══ Data to process

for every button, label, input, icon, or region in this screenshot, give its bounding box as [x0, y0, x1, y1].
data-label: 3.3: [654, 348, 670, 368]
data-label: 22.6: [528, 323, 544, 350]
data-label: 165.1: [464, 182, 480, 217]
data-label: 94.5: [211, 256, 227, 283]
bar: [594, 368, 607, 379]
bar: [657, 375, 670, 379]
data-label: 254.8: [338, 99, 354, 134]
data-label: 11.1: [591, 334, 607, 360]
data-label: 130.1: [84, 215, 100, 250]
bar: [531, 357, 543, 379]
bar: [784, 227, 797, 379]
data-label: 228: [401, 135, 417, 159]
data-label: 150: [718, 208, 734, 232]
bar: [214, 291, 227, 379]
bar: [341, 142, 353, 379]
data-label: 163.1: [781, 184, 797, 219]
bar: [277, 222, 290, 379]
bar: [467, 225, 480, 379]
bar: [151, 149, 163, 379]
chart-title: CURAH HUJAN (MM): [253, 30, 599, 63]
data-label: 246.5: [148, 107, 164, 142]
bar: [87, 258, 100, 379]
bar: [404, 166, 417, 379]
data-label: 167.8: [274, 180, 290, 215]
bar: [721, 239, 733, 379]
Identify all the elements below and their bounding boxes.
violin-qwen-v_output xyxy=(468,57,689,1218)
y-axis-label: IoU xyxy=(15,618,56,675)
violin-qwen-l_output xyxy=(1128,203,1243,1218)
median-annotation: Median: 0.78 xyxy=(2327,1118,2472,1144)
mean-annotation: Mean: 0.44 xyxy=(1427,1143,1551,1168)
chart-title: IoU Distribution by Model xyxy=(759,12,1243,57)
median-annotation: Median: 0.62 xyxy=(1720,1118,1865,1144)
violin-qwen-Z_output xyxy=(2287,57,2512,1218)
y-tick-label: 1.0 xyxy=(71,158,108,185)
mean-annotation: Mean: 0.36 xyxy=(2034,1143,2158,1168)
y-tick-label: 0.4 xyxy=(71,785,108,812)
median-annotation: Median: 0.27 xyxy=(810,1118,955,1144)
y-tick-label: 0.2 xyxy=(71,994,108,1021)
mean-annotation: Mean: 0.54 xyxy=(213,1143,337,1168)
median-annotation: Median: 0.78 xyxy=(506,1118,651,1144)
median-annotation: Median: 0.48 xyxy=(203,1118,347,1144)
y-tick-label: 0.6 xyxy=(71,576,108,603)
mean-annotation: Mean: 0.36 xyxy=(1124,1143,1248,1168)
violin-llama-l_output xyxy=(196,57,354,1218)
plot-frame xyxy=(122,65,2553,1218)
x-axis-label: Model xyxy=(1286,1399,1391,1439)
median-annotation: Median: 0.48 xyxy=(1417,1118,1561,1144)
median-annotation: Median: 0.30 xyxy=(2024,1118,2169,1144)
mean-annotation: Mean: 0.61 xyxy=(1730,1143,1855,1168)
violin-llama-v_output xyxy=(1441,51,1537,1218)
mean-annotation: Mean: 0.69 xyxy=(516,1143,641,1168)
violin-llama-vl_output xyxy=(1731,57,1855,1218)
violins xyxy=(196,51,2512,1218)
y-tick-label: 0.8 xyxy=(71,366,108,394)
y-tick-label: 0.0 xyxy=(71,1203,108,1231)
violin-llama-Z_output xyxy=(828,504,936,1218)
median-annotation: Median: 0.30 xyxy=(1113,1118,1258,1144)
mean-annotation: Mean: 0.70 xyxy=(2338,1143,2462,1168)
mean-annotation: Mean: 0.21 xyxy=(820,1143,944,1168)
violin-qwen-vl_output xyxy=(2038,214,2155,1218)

════

Can you reproduce all of the records above with "data-label" replaced by "value-label" wherever it occurs, leaving everything else unchanged?

for every button, label, input, icon, or region in this screenshot, give its bounding box as [x0, y0, x1, y1].
value-label: 3.3: [654, 348, 670, 368]
value-label: 22.6: [528, 323, 544, 350]
value-label: 165.1: [464, 182, 480, 217]
value-label: 94.5: [211, 256, 227, 283]
bar: [594, 368, 607, 379]
bar: [657, 375, 670, 379]
value-label: 254.8: [338, 99, 354, 134]
value-label: 11.1: [591, 334, 607, 360]
value-label: 130.1: [84, 215, 100, 250]
bar: [531, 357, 543, 379]
bar: [784, 227, 797, 379]
value-label: 228: [401, 135, 417, 159]
value-label: 150: [718, 208, 734, 232]
bar: [214, 291, 227, 379]
bar: [341, 142, 353, 379]
value-label: 163.1: [781, 184, 797, 219]
bar: [277, 222, 290, 379]
bar: [467, 225, 480, 379]
bar: [151, 149, 163, 379]
chart-title: CURAH HUJAN (MM): [253, 30, 599, 63]
value-label: 246.5: [148, 107, 164, 142]
bar: [87, 258, 100, 379]
bar: [404, 166, 417, 379]
value-label: 167.8: [274, 180, 290, 215]
bar: [721, 239, 733, 379]
Identify all the elements below and their bounding boxes.
violin-qwen-v_output xyxy=(468,57,689,1218)
y-axis-label: IoU xyxy=(15,618,56,675)
violin-qwen-l_output xyxy=(1128,203,1243,1218)
median-annotation: Median: 0.78 xyxy=(2327,1118,2472,1144)
mean-annotation: Mean: 0.44 xyxy=(1427,1143,1551,1168)
chart-title: IoU Distribution by Model xyxy=(759,12,1243,57)
median-annotation: Median: 0.62 xyxy=(1720,1118,1865,1144)
violin-qwen-Z_output xyxy=(2287,57,2512,1218)
y-tick-label: 1.0 xyxy=(71,158,108,185)
mean-annotation: Mean: 0.36 xyxy=(2034,1143,2158,1168)
y-tick-label: 0.4 xyxy=(71,785,108,812)
median-annotation: Median: 0.27 xyxy=(810,1118,955,1144)
y-tick-label: 0.2 xyxy=(71,994,108,1021)
mean-annotation: Mean: 0.54 xyxy=(213,1143,337,1168)
median-annotation: Median: 0.78 xyxy=(506,1118,651,1144)
median-annotation: Median: 0.48 xyxy=(203,1118,347,1144)
y-tick-label: 0.6 xyxy=(71,576,108,603)
mean-annotation: Mean: 0.36 xyxy=(1124,1143,1248,1168)
violin-llama-l_output xyxy=(196,57,354,1218)
plot-frame xyxy=(122,65,2553,1218)
x-axis-label: Model xyxy=(1286,1399,1391,1439)
median-annotation: Median: 0.48 xyxy=(1417,1118,1561,1144)
median-annotation: Median: 0.30 xyxy=(2024,1118,2169,1144)
mean-annotation: Mean: 0.61 xyxy=(1730,1143,1855,1168)
violin-llama-v_output xyxy=(1441,51,1537,1218)
mean-annotation: Mean: 0.69 xyxy=(516,1143,641,1168)
violin-llama-vl_output xyxy=(1731,57,1855,1218)
violins xyxy=(196,51,2512,1218)
y-tick-label: 0.8 xyxy=(71,366,108,394)
y-tick-label: 0.0 xyxy=(71,1203,108,1231)
violin-llama-Z_output xyxy=(828,504,936,1218)
median-annotation: Median: 0.30 xyxy=(1113,1118,1258,1144)
mean-annotation: Mean: 0.70 xyxy=(2338,1143,2462,1168)
mean-annotation: Mean: 0.21 xyxy=(820,1143,944,1168)
violin-qwen-vl_output xyxy=(2038,214,2155,1218)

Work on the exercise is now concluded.